> _Set problem A_: In the rows below, update the lines from the one with "table-row: [10, 592, 582, 632]" up to and including the one with "handwritten-name: S.Lalitha: [420, 476, 477, 491]" by changing "PRAKASH" to "PRAKASH KUMAR" and leaving everything else unchanged. Give back only those lines.

> _Source excerpt_:
Laurence Vail portrait.


Who was Laurence Vail? And why did he have so many troubled children?

Laurence Vail and children

The recent release of Art Addict, a documentary on Peggy Guggenheim got me thinking. A few years ago I was working with the archives of Malcolm Cowley, and came upon a cache of letters from late ‘50s, early ‘60s from Laurence Vail. For some reason, he and Cowley’s wife Muriel shared a correspondence. Only Vail’s letters are in the papers, but the conversation clearly focuses on the trials and tribulations of parenthood. His tales of troubled daughters and violent actions sent me on a quest.

I had to know the whole story, and of course, there is no whole story. Just fragments of memories, versions of stories tainted by bitterness and narcissism. But there is a line that runs through the wreckage, and it always leads to Laurence Vail.

Who was Laurence Vail? And why did he have so many troubled children?

Laurence Vail

According to Art Addict (which is really a very bad movie), he was a horrible, wife-beating drunk who got his kicks humiliating his first wife Peggy Guggenheim in bars. Maybe. The 1920s were crazy times. He was a dabbler and gadabout at best. He made a little sculpture, a little collage, wrote a book that was never published. He was called “The King of Bohemia,” but that just makes it sound like he partied a lot with artists.

First child, Michael Cedric Sinbad, b. 1923. When the Vails split up, he went with Peggy. He survived the Vail curse and grew in much the same mold as Laurence. Dabbler. Peggy underwrote a literary magazine for her son, Points, and he ended up hanging around a Paris crew of 1950s expats like Terry Southern and Mason Hoffenberg. Word is he came to fisticuffs with Hoffenberg after sleeping with Hoffenberg’s wife. Otherwise, he spent his life doing the things he liked best—driving fast cars, playing billiards and drinking.

Pegeen Vail

Second child, Jezebel Margaret Pegeen Vail, b. 1924. She goes with Vail after the split. By all accounts she was a messed up child from the get go. Needy, dramatic, prone to attention seeking theatrics. But she became a painter and her work is creepy and beautiful and awesome. She is also creepy and beautiful and awesome. The most talented of the bunch.

Pegeen Vail - Childbirth Painting
Pegeen Vail – Childbirth Painting

Laurence Vail married his second wife, the equally dramatic Kay Boyle, around 1930 after both of their divorces. She was fresh from Raymond Duncan’s nature cult at Neuilly, France and already had one daughter. Together they had three more.

Apple Joan Vail, b. 1929. (Apple’s website)

Third child, Apple-Joan – who became the apple of Vail’s eye, was born in 1929. Vail and Boyle buy a chalet with an inheritance called alternately Les Cinq Enfants, or Les Six Enfants.

Amusing aside: Boyle’s oldest daughter Sharon purportedly set fire to Les Six Enfants around this time, but that is unconfirmed.

In the letters from the Cowley papers, Vail mentions Apple having particular trouble around 1956. She married a man named Joseph Edward “Ted” Goeser, and sources say she threw a knife at him in a drunken episode. It’s also possible that as an adult she climbed a tree and wouldn’t come down. She paints, and her work is jagged and strange. It shares with Pegeen’s a curved distortion of figures, human and not.

> _Listed records_:
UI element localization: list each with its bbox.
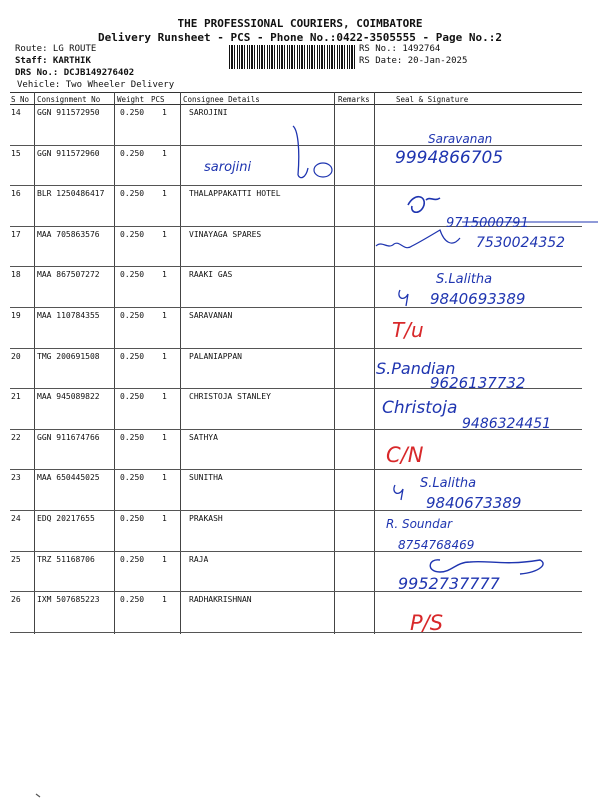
table-row: [10, 592, 582, 632]
handwritten-phone: 9840693389: [430, 290, 526, 308]
cell-consignee: PRAKASH: [189, 514, 223, 523]
cell-sno: 16: [11, 189, 21, 199]
handwritten-phone: 9626137732: [430, 374, 526, 392]
vehicle-label: Vehicle: Two Wheeler Delivery: [17, 80, 175, 90]
table-row: [10, 146, 582, 186]
handwritten-phone: 9486324451: [462, 416, 552, 432]
cell-consignment: GGN 911572960: [37, 148, 100, 158]
col-header-consignee: Consignee Details: [183, 95, 260, 104]
handwritten-name: S.Pandian: [376, 359, 456, 378]
handwritten-remark: C/N: [386, 443, 424, 467]
cell-sno: 20: [11, 351, 21, 361]
handwritten-remark: T/u: [392, 318, 424, 342]
cell-sno: 15: [11, 148, 21, 158]
cell-consignee: VINAYAGA SPARES: [189, 229, 262, 239]
cell-weight: 0.250: [120, 189, 145, 199]
cell-consignment: GGN 911674766: [37, 432, 100, 442]
cell-pcs: 1: [162, 473, 167, 483]
table-row: [10, 267, 582, 307]
table-row: [10, 105, 582, 145]
table-row: [10, 186, 582, 226]
cell-consignment: BLR 1250486417: [37, 189, 105, 199]
cell-consignee: CHRISTOJA STANLEY: [189, 392, 271, 402]
cell-consignee: SAROJINI: [189, 108, 228, 117]
cell-pcs: 1: [162, 270, 167, 280]
handwritten-name: S.Lalitha: [420, 476, 477, 491]
handwritten-remark: P/S: [410, 611, 444, 635]
handwritten-phone: 9952737777: [398, 574, 500, 593]
table-row: [10, 389, 582, 429]
cell-consignee: RADHAKRISHNAN: [189, 595, 252, 605]
col-header-signature: Seal & Signature: [396, 95, 469, 104]
handwritten-name: sarojini: [204, 160, 252, 175]
cell-consignment: EDQ 20217655: [37, 514, 95, 523]
cell-consignment: MAA 705863576: [37, 229, 100, 239]
cell-sno: 24: [11, 514, 21, 523]
handwritten-phone: 9715000791: [446, 216, 529, 231]
cell-sno: 21: [11, 392, 21, 402]
barcode-image: [229, 45, 355, 69]
rs-number: RS No.: 1492764: [359, 44, 441, 54]
cell-sno: 17: [11, 229, 21, 239]
table-top-rule: [10, 92, 582, 93]
runsheet-subtitle: Delivery Runsheet - PCS - Phone No.:0422-3505555 - Page No.:2: [98, 31, 502, 44]
cell-consignee: THALAPPAKATTI HOTEL: [189, 189, 281, 199]
cell-weight: 0.250: [120, 554, 145, 564]
cell-sno: 23: [11, 473, 21, 483]
rs-date: RS Date: 20-Jan-2025: [359, 56, 468, 66]
cell-weight: 0.250: [120, 514, 145, 523]
col-header-consignment: Consignment No: [37, 95, 101, 104]
cell-pcs: 1: [162, 189, 167, 199]
cell-pcs: 1: [162, 311, 167, 320]
cell-weight: 0.250: [120, 148, 145, 158]
cell-pcs: 1: [162, 514, 167, 523]
drs-number: DRS No.: DCJB149276402: [15, 68, 135, 78]
handwritten-phone: 8754768469: [398, 538, 475, 552]
cell-consignee: SARAVANAN: [189, 311, 233, 320]
cell-sno: 26: [11, 595, 21, 605]
handwritten-name: Saravanan: [428, 132, 493, 146]
table-row: [10, 227, 582, 267]
cell-consignee: RAJA: [189, 554, 209, 564]
cell-consignee: RAAKI GAS: [189, 270, 233, 280]
table-row: [10, 511, 582, 551]
cell-pcs: 1: [162, 432, 167, 442]
cell-pcs: 1: [162, 148, 167, 158]
cell-weight: 0.250: [120, 108, 145, 117]
table-row: [10, 430, 582, 470]
cell-sno: 19: [11, 311, 21, 320]
staff-label: Staff: KARTHIK: [15, 56, 91, 66]
cell-pcs: 1: [162, 108, 167, 117]
cell-sno: 22: [11, 432, 21, 442]
cell-weight: 0.250: [120, 473, 145, 483]
cell-weight: 0.250: [120, 392, 145, 402]
cell-sno: 18: [11, 270, 21, 280]
cell-weight: 0.250: [120, 311, 145, 320]
cell-pcs: 1: [162, 229, 167, 239]
cell-consignee: SATHYA: [189, 432, 218, 442]
handwritten-phone: 7530024352: [476, 235, 566, 251]
table-row: [10, 470, 582, 510]
cell-consignee: PALANIAPPAN: [189, 351, 242, 361]
table-row: [10, 552, 582, 592]
cell-pcs: 1: [162, 351, 167, 361]
col-header-pcs: PCS: [151, 95, 165, 104]
cell-pcs: 1: [162, 554, 167, 564]
handwritten-phone: 9840673389: [426, 494, 522, 512]
cell-consignment: IXM 507685223: [37, 595, 100, 605]
cell-weight: 0.250: [120, 595, 145, 605]
cell-consignment: MAA 110784355: [37, 311, 100, 320]
cell-consignment: MAA 945089822: [37, 392, 100, 402]
col-header-sno: S No: [11, 95, 30, 104]
col-header-remarks: Remarks: [338, 95, 370, 104]
table-row: [10, 308, 582, 348]
cell-consignment: TMG 200691508: [37, 351, 100, 361]
handwritten-name: Christoja: [382, 398, 458, 418]
cell-consignment: MAA 867507272: [37, 270, 100, 280]
cell-consignee: SUNITHA: [189, 473, 223, 483]
handwritten-phone: 9994866705: [395, 148, 504, 168]
row-rule: [10, 632, 582, 633]
cell-pcs: 1: [162, 595, 167, 605]
cell-consignment: MAA 650445025: [37, 473, 100, 483]
table-row: [10, 349, 582, 389]
cell-consignment: GGN 911572950: [37, 108, 100, 117]
stray-mark: [36, 794, 40, 797]
cell-weight: 0.250: [120, 270, 145, 280]
cell-weight: 0.250: [120, 351, 145, 361]
handwritten-name: S.Lalitha: [436, 272, 493, 287]
cell-sno: 25: [11, 554, 21, 564]
cell-consignment: TRZ 51168706: [37, 554, 95, 564]
company-title: THE PROFESSIONAL COURIERS, COIMBATORE: [177, 17, 423, 30]
cell-pcs: 1: [162, 392, 167, 402]
route-label: Route: LG ROUTE: [15, 44, 97, 54]
cell-weight: 0.250: [120, 432, 145, 442]
col-header-weight: Weight: [117, 95, 145, 104]
cell-sno: 14: [11, 108, 21, 117]
handwritten-name: R. Soundar: [386, 517, 453, 531]
cell-weight: 0.250: [120, 229, 145, 239]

> _Set problem B_: In the post about Laurence Vail, what was the name of the literary magazine Peggy underwrote for her son?

> _Task answer A_:
table-row: [10, 592, 582, 632]
handwritten-phone: 9840693389: [430, 290, 526, 308]
cell-consignee: PRAKASH KUMAR: [189, 514, 223, 523]
cell-sno: 16: [11, 189, 21, 199]
handwritten-phone: 9626137732: [430, 374, 526, 392]
vehicle-label: Vehicle: Two Wheeler Delivery: [17, 80, 175, 90]
table-row: [10, 146, 582, 186]
handwritten-phone: 9486324451: [462, 416, 552, 432]
cell-consignment: GGN 911572960: [37, 148, 100, 158]
col-header-consignee: Consignee Details: [183, 95, 260, 104]
handwritten-name: S.Pandian: [376, 359, 456, 378]
handwritten-remark: C/N: [386, 443, 424, 467]
cell-sno: 20: [11, 351, 21, 361]
handwritten-remark: T/u: [392, 318, 424, 342]
cell-sno: 15: [11, 148, 21, 158]
cell-consignee: VINAYAGA SPARES: [189, 229, 262, 239]
cell-weight: 0.250: [120, 189, 145, 199]
cell-consignment: GGN 911674766: [37, 432, 100, 442]
cell-pcs: 1: [162, 473, 167, 483]
table-row: [10, 267, 582, 307]
table-row: [10, 105, 582, 145]
table-row: [10, 186, 582, 226]
cell-consignment: BLR 1250486417: [37, 189, 105, 199]
cell-consignee: CHRISTOJA STANLEY: [189, 392, 271, 402]
cell-consignee: SAROJINI: [189, 108, 228, 117]
cell-pcs: 1: [162, 270, 167, 280]
handwritten-name: S.Lalitha: [420, 476, 477, 491]

> _Task answer B_: Points